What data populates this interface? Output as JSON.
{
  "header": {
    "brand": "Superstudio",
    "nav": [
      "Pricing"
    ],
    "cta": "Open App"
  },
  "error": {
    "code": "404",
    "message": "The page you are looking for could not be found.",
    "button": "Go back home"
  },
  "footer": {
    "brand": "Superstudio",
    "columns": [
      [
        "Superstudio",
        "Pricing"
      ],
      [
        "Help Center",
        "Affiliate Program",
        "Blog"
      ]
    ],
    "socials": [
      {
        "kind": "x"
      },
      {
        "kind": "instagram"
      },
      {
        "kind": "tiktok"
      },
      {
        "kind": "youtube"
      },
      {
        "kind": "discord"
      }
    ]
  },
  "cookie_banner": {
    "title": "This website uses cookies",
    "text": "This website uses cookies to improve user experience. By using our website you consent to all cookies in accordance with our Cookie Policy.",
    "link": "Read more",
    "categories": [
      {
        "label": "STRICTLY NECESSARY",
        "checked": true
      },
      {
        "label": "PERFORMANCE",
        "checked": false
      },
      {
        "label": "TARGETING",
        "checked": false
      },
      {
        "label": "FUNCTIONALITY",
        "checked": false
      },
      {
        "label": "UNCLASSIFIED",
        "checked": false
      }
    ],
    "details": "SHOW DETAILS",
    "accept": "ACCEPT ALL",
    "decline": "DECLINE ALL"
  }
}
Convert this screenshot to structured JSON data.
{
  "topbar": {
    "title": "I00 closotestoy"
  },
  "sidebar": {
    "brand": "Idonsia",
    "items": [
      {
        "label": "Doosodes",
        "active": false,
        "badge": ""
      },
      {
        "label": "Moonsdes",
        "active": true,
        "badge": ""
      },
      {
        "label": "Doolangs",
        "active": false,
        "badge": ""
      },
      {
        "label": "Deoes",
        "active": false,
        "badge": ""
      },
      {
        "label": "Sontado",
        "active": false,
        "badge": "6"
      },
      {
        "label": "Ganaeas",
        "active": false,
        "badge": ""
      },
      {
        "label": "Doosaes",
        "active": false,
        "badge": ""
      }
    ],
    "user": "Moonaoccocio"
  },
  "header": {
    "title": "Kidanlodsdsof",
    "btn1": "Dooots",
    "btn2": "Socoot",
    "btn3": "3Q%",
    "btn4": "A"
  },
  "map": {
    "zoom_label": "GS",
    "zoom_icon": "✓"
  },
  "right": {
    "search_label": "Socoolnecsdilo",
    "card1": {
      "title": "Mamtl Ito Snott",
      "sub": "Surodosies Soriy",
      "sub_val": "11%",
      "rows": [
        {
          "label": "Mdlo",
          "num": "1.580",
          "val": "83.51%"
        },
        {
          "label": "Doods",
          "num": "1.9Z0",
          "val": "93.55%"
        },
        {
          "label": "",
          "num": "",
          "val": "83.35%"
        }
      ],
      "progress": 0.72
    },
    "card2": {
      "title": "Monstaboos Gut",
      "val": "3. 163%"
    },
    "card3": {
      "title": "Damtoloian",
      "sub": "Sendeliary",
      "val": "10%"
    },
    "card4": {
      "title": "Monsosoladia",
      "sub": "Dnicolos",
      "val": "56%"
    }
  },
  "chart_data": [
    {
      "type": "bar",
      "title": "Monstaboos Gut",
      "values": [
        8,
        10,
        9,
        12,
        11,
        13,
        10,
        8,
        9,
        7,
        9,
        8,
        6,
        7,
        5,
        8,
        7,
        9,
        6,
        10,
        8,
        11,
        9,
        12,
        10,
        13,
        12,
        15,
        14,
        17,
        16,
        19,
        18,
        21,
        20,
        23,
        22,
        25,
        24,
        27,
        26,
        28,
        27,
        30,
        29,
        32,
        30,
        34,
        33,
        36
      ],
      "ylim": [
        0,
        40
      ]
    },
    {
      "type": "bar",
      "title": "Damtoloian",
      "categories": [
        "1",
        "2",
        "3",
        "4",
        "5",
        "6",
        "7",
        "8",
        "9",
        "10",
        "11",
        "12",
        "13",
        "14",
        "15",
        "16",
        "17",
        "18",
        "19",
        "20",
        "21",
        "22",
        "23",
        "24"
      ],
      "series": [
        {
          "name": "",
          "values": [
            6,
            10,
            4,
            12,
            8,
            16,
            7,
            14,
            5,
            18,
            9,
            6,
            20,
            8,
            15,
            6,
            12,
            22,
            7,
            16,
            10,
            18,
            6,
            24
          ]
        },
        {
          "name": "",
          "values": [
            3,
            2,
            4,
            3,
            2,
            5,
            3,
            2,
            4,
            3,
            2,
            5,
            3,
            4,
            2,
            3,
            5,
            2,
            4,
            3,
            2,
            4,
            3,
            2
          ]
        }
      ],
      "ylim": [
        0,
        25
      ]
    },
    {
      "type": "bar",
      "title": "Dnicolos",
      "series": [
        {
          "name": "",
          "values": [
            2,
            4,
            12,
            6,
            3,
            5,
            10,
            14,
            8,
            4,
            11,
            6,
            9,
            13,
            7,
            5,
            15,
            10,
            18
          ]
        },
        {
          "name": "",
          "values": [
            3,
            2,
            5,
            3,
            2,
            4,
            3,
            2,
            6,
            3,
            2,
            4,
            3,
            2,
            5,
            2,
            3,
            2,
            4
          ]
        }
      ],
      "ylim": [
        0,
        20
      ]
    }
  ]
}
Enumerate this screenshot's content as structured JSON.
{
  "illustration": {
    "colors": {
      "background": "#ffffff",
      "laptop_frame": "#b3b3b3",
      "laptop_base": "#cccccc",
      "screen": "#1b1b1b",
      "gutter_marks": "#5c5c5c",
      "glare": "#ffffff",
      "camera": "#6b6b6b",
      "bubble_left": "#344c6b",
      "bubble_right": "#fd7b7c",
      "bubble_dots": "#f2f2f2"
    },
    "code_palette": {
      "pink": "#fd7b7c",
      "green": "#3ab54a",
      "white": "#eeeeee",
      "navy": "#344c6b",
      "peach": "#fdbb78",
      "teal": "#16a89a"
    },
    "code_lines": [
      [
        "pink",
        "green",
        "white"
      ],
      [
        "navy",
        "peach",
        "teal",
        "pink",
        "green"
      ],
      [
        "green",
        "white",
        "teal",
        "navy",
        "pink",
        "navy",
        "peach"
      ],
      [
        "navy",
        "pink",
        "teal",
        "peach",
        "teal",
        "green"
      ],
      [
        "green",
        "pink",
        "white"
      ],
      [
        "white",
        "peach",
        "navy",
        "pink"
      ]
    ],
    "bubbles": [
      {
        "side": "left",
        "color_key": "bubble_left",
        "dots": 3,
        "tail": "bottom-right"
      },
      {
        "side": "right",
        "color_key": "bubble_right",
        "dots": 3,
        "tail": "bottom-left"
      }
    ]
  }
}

Set task: Extract every record. Keep wording exact.

Exercise response:
What data populates this interface? Output as JSON.
{
  "header": {
    "brand": "Superstudio",
    "nav": [
      "Pricing"
    ],
    "cta": "Open App"
  },
  "error": {
    "code": "404",
    "message": "The page you are looking for could not be found.",
    "button": "Go back home"
  },
  "footer": {
    "brand": "Superstudio",
    "columns": [
      [
        "Superstudio",
        "Pricing"
      ],
      [
        "Help Center",
        "Affiliate Program",
        "Blog"
      ]
    ],
    "socials": [
      {
        "kind": "x"
      },
      {
        "kind": "instagram"
      },
      {
        "kind": "tiktok"
      },
      {
        "kind": "youtube"
      },
      {
        "kind": "discord"
      }
    ]
  },
  "cookie_banner": {
    "title": "This website uses cookies",
    "text": "This website uses cookies to improve user experience. By using our website you consent to all cookies in accordance with our Cookie Policy.",
    "link": "Read more",
    "categories": [
      {
        "label": "STRICTLY NECESSARY",
        "checked": true
      },
      {
        "label": "PERFORMANCE",
        "checked": false
      },
      {
        "label": "TARGETING",
        "checked": false
      },
      {
        "label": "FUNCTIONALITY",
        "checked": false
      },
      {
        "label": "UNCLASSIFIED",
        "checked": false
      }
    ],
    "details": "SHOW DETAILS",
    "accept": "ACCEPT ALL",
    "decline": "DECLINE ALL"
  }
}
Convert this screenshot to structured JSON data.
{
  "topbar": {
    "title": "I00 closotestoy"
  },
  "sidebar": {
    "brand": "Idonsia",
    "items": [
      {
        "label": "Doosodes",
        "active": false,
        "badge": ""
      },
      {
        "label": "Moonsdes",
        "active": true,
        "badge": ""
      },
      {
        "label": "Doolangs",
        "active": false,
        "badge": ""
      },
      {
        "label": "Deoes",
        "active": false,
        "badge": ""
      },
      {
        "label": "Sontado",
        "active": false,
        "badge": "6"
      },
      {
        "label": "Ganaeas",
        "active": false,
        "badge": ""
      },
      {
        "label": "Doosaes",
        "active": false,
        "badge": ""
      }
    ],
    "user": "Moonaoccocio"
  },
  "header": {
    "title": "Kidanlodsdsof",
    "btn1": "Dooots",
    "btn2": "Socoot",
    "btn3": "3Q%",
    "btn4": "A"
  },
  "map": {
    "zoom_label": "GS",
    "zoom_icon": "✓"
  },
  "right": {
    "search_label": "Socoolnecsdilo",
    "card1": {
      "title": "Mamtl Ito Snott",
      "sub": "Surodosies Soriy",
      "sub_val": "11%",
      "rows": [
        {
          "label": "Mdlo",
          "num": "1.580",
          "val": "83.51%"
        },
        {
          "label": "Doods",
          "num": "1.9Z0",
          "val": "93.55%"
        },
        {
          "label": "",
          "num": "",
          "val": "83.35%"
        }
      ],
      "progress": 0.72
    },
    "card2": {
      "title": "Monstaboos Gut",
      "val": "3. 163%"
    },
    "card3": {
      "title": "Damtoloian",
      "sub": "Sendeliary",
      "val": "10%"
    },
    "card4": {
      "title": "Monsosoladia",
      "sub": "Dnicolos",
      "val": "56%"
    }
  },
  "chart_data": [
    {
      "type": "bar",
      "title": "Monstaboos Gut",
      "values": [
        8,
        10,
        9,
        12,
        11,
        13,
        10,
        8,
        9,
        7,
        9,
        8,
        6,
        7,
        5,
        8,
        7,
        9,
        6,
        10,
        8,
        11,
        9,
        12,
        10,
        13,
        12,
        15,
        14,
        17,
        16,
        19,
        18,
        21,
        20,
        23,
        22,
        25,
        24,
        27,
        26,
        28,
        27,
        30,
        29,
        32,
        30,
        34,
        33,
        36
      ],
      "ylim": [
        0,
        40
      ]
    },
    {
      "type": "bar",
      "title": "Damtoloian",
      "categories": [
        "1",
        "2",
        "3",
        "4",
        "5",
        "6",
        "7",
        "8",
        "9",
        "10",
        "11",
        "12",
        "13",
        "14",
        "15",
        "16",
        "17",
        "18",
        "19",
        "20",
        "21",
        "22",
        "23",
        "24"
      ],
      "series": [
        {
          "name": "",
          "values": [
            6,
            10,
            4,
            12,
            8,
            16,
            7,
            14,
            5,
            18,
            9,
            6,
            20,
            8,
            15,
            6,
            12,
            22,
            7,
            16,
            10,
            18,
            6,
            24
          ]
        },
        {
          "name": "",
          "values": [
            3,
            2,
            4,
            3,
            2,
            5,
            3,
            2,
            4,
            3,
            2,
            5,
            3,
            4,
            2,
            3,
            5,
            2,
            4,
            3,
            2,
            4,
            3,
            2
          ]
        }
      ],
      "ylim": [
        0,
        25
      ]
    },
    {
      "type": "bar",
      "title": "Dnicolos",
      "series": [
        {
          "name": "",
          "values": [
            2,
            4,
            12,
            6,
            3,
            5,
            10,
            14,
            8,
            4,
            11,
            6,
            9,
            13,
            7,
            5,
            15,
            10,
            18
          ]
        },
        {
          "name": "",
          "values": [
            3,
            2,
            5,
            3,
            2,
            4,
            3,
            2,
            6,
            3,
            2,
            4,
            3,
            2,
            5,
            2,
            3,
            2,
            4
          ]
        }
      ],
      "ylim": [
        0,
        20
      ]
    }
  ]
}
Enumerate this screenshot's content as structured JSON.
{
  "illustration": {
    "colors": {
      "background": "#ffffff",
      "laptop_frame": "#b3b3b3",
      "laptop_base": "#cccccc",
      "screen": "#1b1b1b",
      "gutter_marks": "#5c5c5c",
      "glare": "#ffffff",
      "camera": "#6b6b6b",
      "bubble_left": "#344c6b",
      "bubble_right": "#fd7b7c",
      "bubble_dots": "#f2f2f2"
    },
    "code_palette": {
      "pink": "#fd7b7c",
      "green": "#3ab54a",
      "white": "#eeeeee",
      "navy": "#344c6b",
      "peach": "#fdbb78",
      "teal": "#16a89a"
    },
    "code_lines": [
      [
        "pink",
        "green",
        "white"
      ],
      [
        "navy",
        "peach",
        "teal",
        "pink",
        "green"
      ],
      [
        "green",
        "white",
        "teal",
        "navy",
        "pink",
        "navy",
        "peach"
      ],
      [
        "navy",
        "pink",
        "teal",
        "peach",
        "teal",
        "green"
      ],
      [
        "green",
        "pink",
        "white"
      ],
      [
        "white",
        "peach",
        "navy",
        "pink"
      ]
    ],
    "bubbles": [
      {
        "side": "left",
        "color_key": "bubble_left",
        "dots": 3,
        "tail": "bottom-right"
      },
      {
        "side": "right",
        "color_key": "bubble_right",
        "dots": 3,
        "tail": "bottom-left"
      }
    ]
  }
}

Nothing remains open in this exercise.